** start of Material shown **
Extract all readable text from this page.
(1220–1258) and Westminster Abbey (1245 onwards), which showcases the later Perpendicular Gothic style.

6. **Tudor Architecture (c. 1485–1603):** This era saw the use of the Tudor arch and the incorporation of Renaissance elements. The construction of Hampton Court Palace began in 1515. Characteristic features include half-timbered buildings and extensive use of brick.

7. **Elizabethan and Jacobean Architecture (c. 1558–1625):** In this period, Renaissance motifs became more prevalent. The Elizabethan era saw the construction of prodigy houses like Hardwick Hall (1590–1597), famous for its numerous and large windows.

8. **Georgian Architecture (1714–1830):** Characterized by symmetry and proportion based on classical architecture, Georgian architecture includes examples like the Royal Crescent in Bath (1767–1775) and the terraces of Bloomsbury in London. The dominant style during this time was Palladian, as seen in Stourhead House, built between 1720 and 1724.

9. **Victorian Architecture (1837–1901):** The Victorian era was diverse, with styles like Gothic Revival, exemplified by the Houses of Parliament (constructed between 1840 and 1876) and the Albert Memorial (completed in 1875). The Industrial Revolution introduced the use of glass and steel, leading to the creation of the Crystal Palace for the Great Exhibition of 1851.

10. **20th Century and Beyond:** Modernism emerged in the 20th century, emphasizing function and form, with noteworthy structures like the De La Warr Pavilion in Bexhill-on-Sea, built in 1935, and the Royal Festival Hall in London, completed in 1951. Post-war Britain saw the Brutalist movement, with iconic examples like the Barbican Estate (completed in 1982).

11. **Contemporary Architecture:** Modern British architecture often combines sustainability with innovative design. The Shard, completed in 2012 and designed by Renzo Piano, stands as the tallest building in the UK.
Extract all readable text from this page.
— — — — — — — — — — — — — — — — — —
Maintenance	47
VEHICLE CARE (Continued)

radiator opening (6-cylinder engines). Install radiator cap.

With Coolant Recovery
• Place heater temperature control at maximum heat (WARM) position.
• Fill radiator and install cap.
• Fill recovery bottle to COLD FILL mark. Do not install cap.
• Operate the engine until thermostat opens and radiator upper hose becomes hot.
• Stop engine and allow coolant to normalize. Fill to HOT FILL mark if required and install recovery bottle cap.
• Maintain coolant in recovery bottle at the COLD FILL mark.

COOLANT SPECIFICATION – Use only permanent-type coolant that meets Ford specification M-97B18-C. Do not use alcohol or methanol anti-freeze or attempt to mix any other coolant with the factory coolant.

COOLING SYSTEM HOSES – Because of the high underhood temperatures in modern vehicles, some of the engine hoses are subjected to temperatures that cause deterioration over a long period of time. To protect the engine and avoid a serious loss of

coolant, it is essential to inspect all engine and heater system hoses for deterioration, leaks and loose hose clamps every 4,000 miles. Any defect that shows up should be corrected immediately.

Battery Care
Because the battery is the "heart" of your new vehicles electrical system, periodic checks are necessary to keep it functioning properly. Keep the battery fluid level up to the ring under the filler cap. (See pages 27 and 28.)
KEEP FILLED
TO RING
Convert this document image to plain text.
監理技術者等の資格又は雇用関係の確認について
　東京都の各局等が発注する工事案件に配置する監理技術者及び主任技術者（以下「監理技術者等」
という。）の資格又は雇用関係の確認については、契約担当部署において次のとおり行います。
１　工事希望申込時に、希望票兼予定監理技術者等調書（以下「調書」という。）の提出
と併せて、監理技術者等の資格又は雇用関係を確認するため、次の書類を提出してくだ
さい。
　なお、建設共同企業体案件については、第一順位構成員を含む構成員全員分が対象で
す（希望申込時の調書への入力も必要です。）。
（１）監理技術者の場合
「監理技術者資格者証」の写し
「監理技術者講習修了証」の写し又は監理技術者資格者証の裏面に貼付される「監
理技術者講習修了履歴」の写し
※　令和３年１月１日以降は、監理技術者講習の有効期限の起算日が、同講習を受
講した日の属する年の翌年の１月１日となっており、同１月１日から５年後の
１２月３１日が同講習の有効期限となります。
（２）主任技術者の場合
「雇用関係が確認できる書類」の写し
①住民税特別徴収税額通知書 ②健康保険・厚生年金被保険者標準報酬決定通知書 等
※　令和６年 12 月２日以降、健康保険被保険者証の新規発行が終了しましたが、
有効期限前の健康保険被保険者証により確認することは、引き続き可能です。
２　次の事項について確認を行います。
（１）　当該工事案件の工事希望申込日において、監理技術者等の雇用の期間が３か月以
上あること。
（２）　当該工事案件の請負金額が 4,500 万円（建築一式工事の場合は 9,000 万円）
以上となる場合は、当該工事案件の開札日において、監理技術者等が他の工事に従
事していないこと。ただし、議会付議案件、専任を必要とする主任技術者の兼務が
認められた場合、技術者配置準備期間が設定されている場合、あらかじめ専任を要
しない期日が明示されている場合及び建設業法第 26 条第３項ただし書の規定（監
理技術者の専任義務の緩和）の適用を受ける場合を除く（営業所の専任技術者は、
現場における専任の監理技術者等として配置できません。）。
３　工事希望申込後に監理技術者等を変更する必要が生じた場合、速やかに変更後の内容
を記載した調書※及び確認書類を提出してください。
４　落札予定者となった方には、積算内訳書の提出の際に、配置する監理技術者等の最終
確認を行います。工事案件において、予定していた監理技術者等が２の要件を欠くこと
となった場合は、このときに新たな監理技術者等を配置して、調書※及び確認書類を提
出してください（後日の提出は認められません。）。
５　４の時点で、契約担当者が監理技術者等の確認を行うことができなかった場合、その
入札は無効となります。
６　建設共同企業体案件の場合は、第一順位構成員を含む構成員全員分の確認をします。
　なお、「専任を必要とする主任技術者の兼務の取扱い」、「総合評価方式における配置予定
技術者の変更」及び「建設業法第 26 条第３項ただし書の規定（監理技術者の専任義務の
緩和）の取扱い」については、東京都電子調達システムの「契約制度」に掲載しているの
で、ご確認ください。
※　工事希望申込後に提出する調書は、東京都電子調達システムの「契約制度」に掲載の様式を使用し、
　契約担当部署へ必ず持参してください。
** end of Material shown **
__Your task__: List every line above that holds the word "契約制度".

__Final answer__:
緩和）の取扱い」については、東京都電子調達システムの「契約制度」に掲載しているの
※　工事希望申込後に提出する調書は、東京都電子調達システムの「契約制度」に掲載の様式を使用し、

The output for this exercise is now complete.